**Problem to work on:**
Each entry below should be returned exactly as is, with the pictures removed.

**Stored data:**
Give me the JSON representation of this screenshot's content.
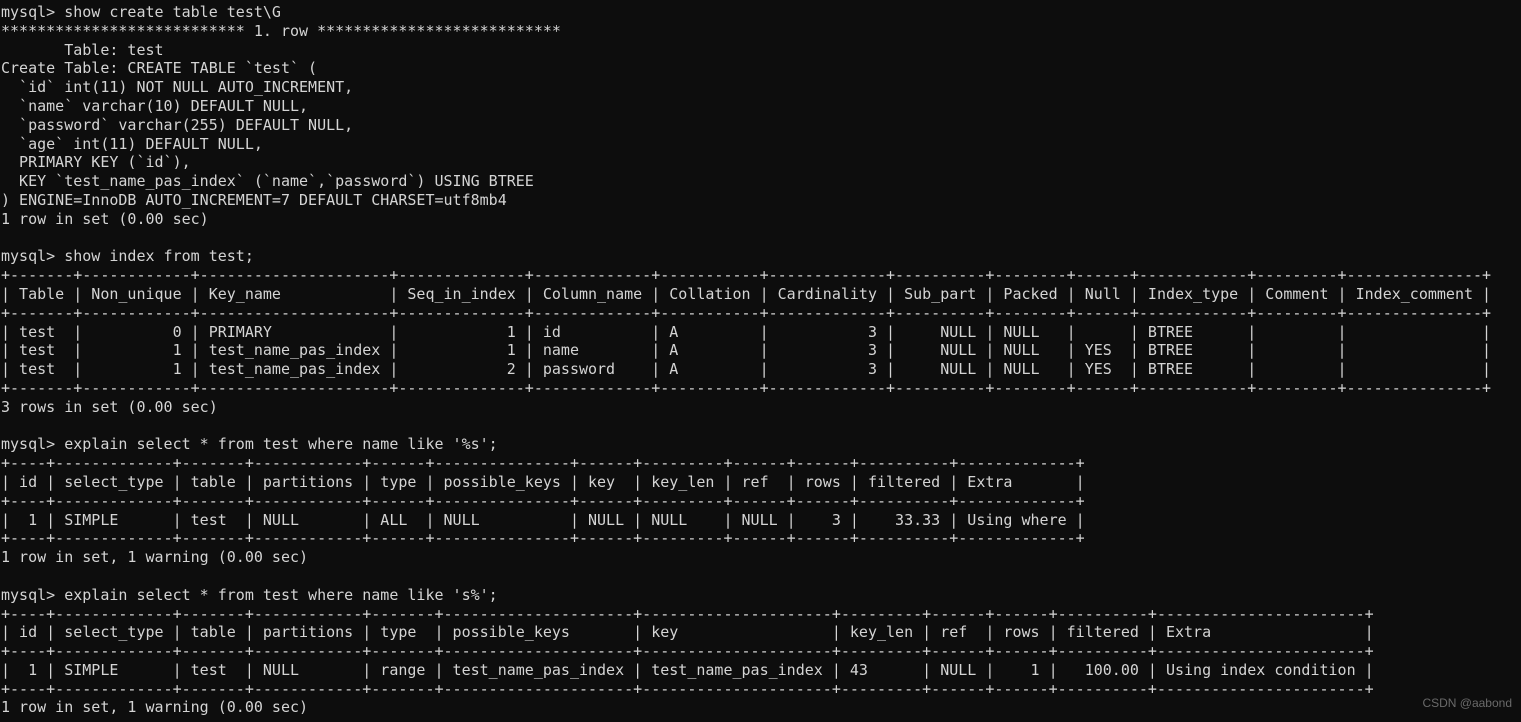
{
  "terminal": {
    "background_color": "#0d0d0d",
    "text_color": "#d4d4d4",
    "prompt": "mysql>",
    "lines": [
      "mysql> show create table test\\G",
      "*************************** 1. row ***************************",
      "       Table: test",
      "Create Table: CREATE TABLE `test` (",
      "  `id` int(11) NOT NULL AUTO_INCREMENT,",
      "  `name` varchar(10) DEFAULT NULL,",
      "  `password` varchar(255) DEFAULT NULL,",
      "  `age` int(11) DEFAULT NULL,",
      "  PRIMARY KEY (`id`),",
      "  KEY `test_name_pas_index` (`name`,`password`) USING BTREE",
      ") ENGINE=InnoDB AUTO_INCREMENT=7 DEFAULT CHARSET=utf8mb4",
      "1 row in set (0.00 sec)",
      "",
      "mysql> show index from test;",
      "+-------+------------+---------------------+--------------+-------------+-----------+-------------+----------+--------+------+------------+---------+---------------+",
      "| Table | Non_unique | Key_name            | Seq_in_index | Column_name | Collation | Cardinality | Sub_part | Packed | Null | Index_type | Comment | Index_comment |",
      "+-------+------------+---------------------+--------------+-------------+-----------+-------------+----------+--------+------+------------+---------+---------------+",
      "| test  |          0 | PRIMARY             |            1 | id          | A         |           3 |     NULL | NULL   |      | BTREE      |         |               |",
      "| test  |          1 | test_name_pas_index |            1 | name        | A         |           3 |     NULL | NULL   | YES  | BTREE      |         |               |",
      "| test  |          1 | test_name_pas_index |            2 | password    | A         |           3 |     NULL | NULL   | YES  | BTREE      |         |               |",
      "+-------+------------+---------------------+--------------+-------------+-----------+-------------+----------+--------+------+------------+---------+---------------+",
      "3 rows in set (0.00 sec)",
      "",
      "mysql> explain select * from test where name like '%s';",
      "+----+-------------+-------+------------+------+---------------+------+---------+------+------+----------+-------------+",
      "| id | select_type | table | partitions | type | possible_keys | key  | key_len | ref  | rows | filtered | Extra       |",
      "+----+-------------+-------+------------+------+---------------+------+---------+------+------+----------+-------------+",
      "|  1 | SIMPLE      | test  | NULL       | ALL  | NULL          | NULL | NULL    | NULL |    3 |    33.33 | Using where |",
      "+----+-------------+-------+------------+------+---------------+------+---------+------+------+----------+-------------+",
      "1 row in set, 1 warning (0.00 sec)",
      "",
      "mysql> explain select * from test where name like 's%';",
      "+----+-------------+-------+------------+-------+---------------------+---------------------+---------+------+------+----------+-----------------------+",
      "| id | select_type | table | partitions | type  | possible_keys       | key                 | key_len | ref  | rows | filtered | Extra                 |",
      "+----+-------------+-------+------------+-------+---------------------+---------------------+---------+------+------+----------+-----------------------+",
      "|  1 | SIMPLE      | test  | NULL       | range | test_name_pas_index | test_name_pas_index | 43      | NULL |    1 |   100.00 | Using index condition |",
      "+----+-------------+-------+------------+-------+---------------------+---------------------+---------+------+------+----------+-----------------------+",
      "1 row in set, 1 warning (0.00 sec)"
    ],
    "commands": [
      "show create table test\\G",
      "show index from test;",
      "explain select * from test where name like '%s';",
      "explain select * from test where name like 's%';"
    ],
    "create_table": {
      "row_header": "*************************** 1. row ***************************",
      "table_label": "Table:",
      "table_name": "test",
      "create_table_label": "Create Table:",
      "statement": "CREATE TABLE `test` (",
      "columns": [
        "`id` int(11) NOT NULL AUTO_INCREMENT,",
        "`name` varchar(10) DEFAULT NULL,",
        "`password` varchar(255) DEFAULT NULL,",
        "`age` int(11) DEFAULT NULL,",
        "PRIMARY KEY (`id`),",
        "KEY `test_name_pas_index` (`name`,`password`) USING BTREE"
      ],
      "options": ") ENGINE=InnoDB AUTO_INCREMENT=7 DEFAULT CHARSET=utf8mb4",
      "result_status": "1 row in set (0.00 sec)"
    },
    "index_table": {
      "headers": [
        "Table",
        "Non_unique",
        "Key_name",
        "Seq_in_index",
        "Column_name",
        "Collation",
        "Cardinality",
        "Sub_part",
        "Packed",
        "Null",
        "Index_type",
        "Comment",
        "Index_comment"
      ],
      "rows": [
        [
          "test",
          "0",
          "PRIMARY",
          "1",
          "id",
          "A",
          "3",
          "NULL",
          "NULL",
          "",
          "BTREE",
          "",
          ""
        ],
        [
          "test",
          "1",
          "test_name_pas_index",
          "1",
          "name",
          "A",
          "3",
          "NULL",
          "NULL",
          "YES",
          "BTREE",
          "",
          ""
        ],
        [
          "test",
          "1",
          "test_name_pas_index",
          "2",
          "password",
          "A",
          "3",
          "NULL",
          "NULL",
          "YES",
          "BTREE",
          "",
          ""
        ]
      ],
      "result_status": "3 rows in set (0.00 sec)"
    },
    "explain_table_1": {
      "headers": [
        "id",
        "select_type",
        "table",
        "partitions",
        "type",
        "possible_keys",
        "key",
        "key_len",
        "ref",
        "rows",
        "filtered",
        "Extra"
      ],
      "rows": [
        [
          "1",
          "SIMPLE",
          "test",
          "NULL",
          "ALL",
          "NULL",
          "NULL",
          "NULL",
          "NULL",
          "3",
          "33.33",
          "Using where"
        ]
      ],
      "result_status": "1 row in set, 1 warning (0.00 sec)"
    },
    "explain_table_2": {
      "headers": [
        "id",
        "select_type",
        "table",
        "partitions",
        "type",
        "possible_keys",
        "key",
        "key_len",
        "ref",
        "rows",
        "filtered",
        "Extra"
      ],
      "rows": [
        [
          "1",
          "SIMPLE",
          "test",
          "NULL",
          "range",
          "test_name_pas_index",
          "test_name_pas_index",
          "43",
          "NULL",
          "1",
          "100.00",
          "Using index condition"
        ]
      ],
      "result_status": "1 row in set, 1 warning (0.00 sec)"
    }
  },
  "watermark": {
    "text": "CSDN @aabond"
  }
}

**Correct answer:**
Give me the JSON representation of this screenshot's content.
{
  "terminal": {
    "background_color": "#0d0d0d",
    "text_color": "#d4d4d4",
    "prompt": "mysql>",
    "lines": [
      "mysql> show create table test\\G",
      "*************************** 1. row ***************************",
      "       Table: test",
      "Create Table: CREATE TABLE `test` (",
      "  `id` int(11) NOT NULL AUTO_INCREMENT,",
      "  `name` varchar(10) DEFAULT NULL,",
      "  `password` varchar(255) DEFAULT NULL,",
      "  `age` int(11) DEFAULT NULL,",
      "  PRIMARY KEY (`id`),",
      "  KEY `test_name_pas_index` (`name`,`password`) USING BTREE",
      ") ENGINE=InnoDB AUTO_INCREMENT=7 DEFAULT CHARSET=utf8mb4",
      "1 row in set (0.00 sec)",
      "",
      "mysql> show index from test;",
      "+-------+------------+---------------------+--------------+-------------+-----------+-------------+----------+--------+------+------------+---------+---------------+",
      "| Table | Non_unique | Key_name            | Seq_in_index | Column_name | Collation | Cardinality | Sub_part | Packed | Null | Index_type | Comment | Index_comment |",
      "+-------+------------+---------------------+--------------+-------------+-----------+-------------+----------+--------+------+------------+---------+---------------+",
      "| test  |          0 | PRIMARY             |            1 | id          | A         |           3 |     NULL | NULL   |      | BTREE      |         |               |",
      "| test  |          1 | test_name_pas_index |            1 | name        | A         |           3 |     NULL | NULL   | YES  | BTREE      |         |               |",
      "| test  |          1 | test_name_pas_index |            2 | password    | A         |           3 |     NULL | NULL   | YES  | BTREE      |         |               |",
      "+-------+------------+---------------------+--------------+-------------+-----------+-------------+----------+--------+------+------------+---------+---------------+",
      "3 rows in set (0.00 sec)",
      "",
      "mysql> explain select * from test where name like '%s';",
      "+----+-------------+-------+------------+------+---------------+------+---------+------+------+----------+-------------+",
      "| id | select_type | table | partitions | type | possible_keys | key  | key_len | ref  | rows | filtered | Extra       |",
      "+----+-------------+-------+------------+------+---------------+------+---------+------+------+----------+-------------+",
      "|  1 | SIMPLE      | test  | NULL       | ALL  | NULL          | NULL | NULL    | NULL |    3 |    33.33 | Using where |",
      "+----+-------------+-------+------------+------+---------------+------+---------+------+------+----------+-------------+",
      "1 row in set, 1 warning (0.00 sec)",
      "",
      "mysql> explain select * from test where name like 's%';",
      "+----+-------------+-------+------------+-------+---------------------+---------------------+---------+------+------+----------+-----------------------+",
      "| id | select_type | table | partitions | type  | possible_keys       | key                 | key_len | ref  | rows | filtered | Extra                 |",
      "+----+-------------+-------+------------+-------+---------------------+---------------------+---------+------+------+----------+-----------------------+",
      "|  1 | SIMPLE      | test  | NULL       | range | test_name_pas_index | test_name_pas_index | 43      | NULL |    1 |   100.00 | Using index condition |",
      "+----+-------------+-------+------------+-------+---------------------+---------------------+---------+------+------+----------+-----------------------+",
      "1 row in set, 1 warning (0.00 sec)"
    ],
    "commands": [
      "show create table test\\G",
      "show index from test;",
      "explain select * from test where name like '%s';",
      "explain select * from test where name like 's%';"
    ],
    "create_table": {
      "row_header": "*************************** 1. row ***************************",
      "table_label": "Table:",
      "table_name": "test",
      "create_table_label": "Create Table:",
      "statement": "CREATE TABLE `test` (",
      "columns": [
        "`id` int(11) NOT NULL AUTO_INCREMENT,",
        "`name` varchar(10) DEFAULT NULL,",
        "`password` varchar(255) DEFAULT NULL,",
        "`age` int(11) DEFAULT NULL,",
        "PRIMARY KEY (`id`),",
        "KEY `test_name_pas_index` (`name`,`password`) USING BTREE"
      ],
      "options": ") ENGINE=InnoDB AUTO_INCREMENT=7 DEFAULT CHARSET=utf8mb4",
      "result_status": "1 row in set (0.00 sec)"
    },
    "index_table": {
      "headers": [
        "Table",
        "Non_unique",
        "Key_name",
        "Seq_in_index",
        "Column_name",
        "Collation",
        "Cardinality",
        "Sub_part",
        "Packed",
        "Null",
        "Index_type",
        "Comment",
        "Index_comment"
      ],
      "rows": [
        [
          "test",
          "0",
          "PRIMARY",
          "1",
          "id",
          "A",
          "3",
          "NULL",
          "NULL",
          "",
          "BTREE",
          "",
          ""
        ],
        [
          "test",
          "1",
          "test_name_pas_index",
          "1",
          "name",
          "A",
          "3",
          "NULL",
          "NULL",
          "YES",
          "BTREE",
          "",
          ""
        ],
        [
          "test",
          "1",
          "test_name_pas_index",
          "2",
          "password",
          "A",
          "3",
          "NULL",
          "NULL",
          "YES",
          "BTREE",
          "",
          ""
        ]
      ],
      "result_status": "3 rows in set (0.00 sec)"
    },
    "explain_table_1": {
      "headers": [
        "id",
        "select_type",
        "table",
        "partitions",
        "type",
        "possible_keys",
        "key",
        "key_len",
        "ref",
        "rows",
        "filtered",
        "Extra"
      ],
      "rows": [
        [
          "1",
          "SIMPLE",
          "test",
          "NULL",
          "ALL",
          "NULL",
          "NULL",
          "NULL",
          "NULL",
          "3",
          "33.33",
          "Using where"
        ]
      ],
      "result_status": "1 row in set, 1 warning (0.00 sec)"
    },
    "explain_table_2": {
      "headers": [
        "id",
        "select_type",
        "table",
        "partitions",
        "type",
        "possible_keys",
        "key",
        "key_len",
        "ref",
        "rows",
        "filtered",
        "Extra"
      ],
      "rows": [
        [
          "1",
          "SIMPLE",
          "test",
          "NULL",
          "range",
          "test_name_pas_index",
          "test_name_pas_index",
          "43",
          "NULL",
          "1",
          "100.00",
          "Using index condition"
        ]
      ],
      "result_status": "1 row in set, 1 warning (0.00 sec)"
    }
  },
  "watermark": {
    "text": "CSDN @aabond"
  }
}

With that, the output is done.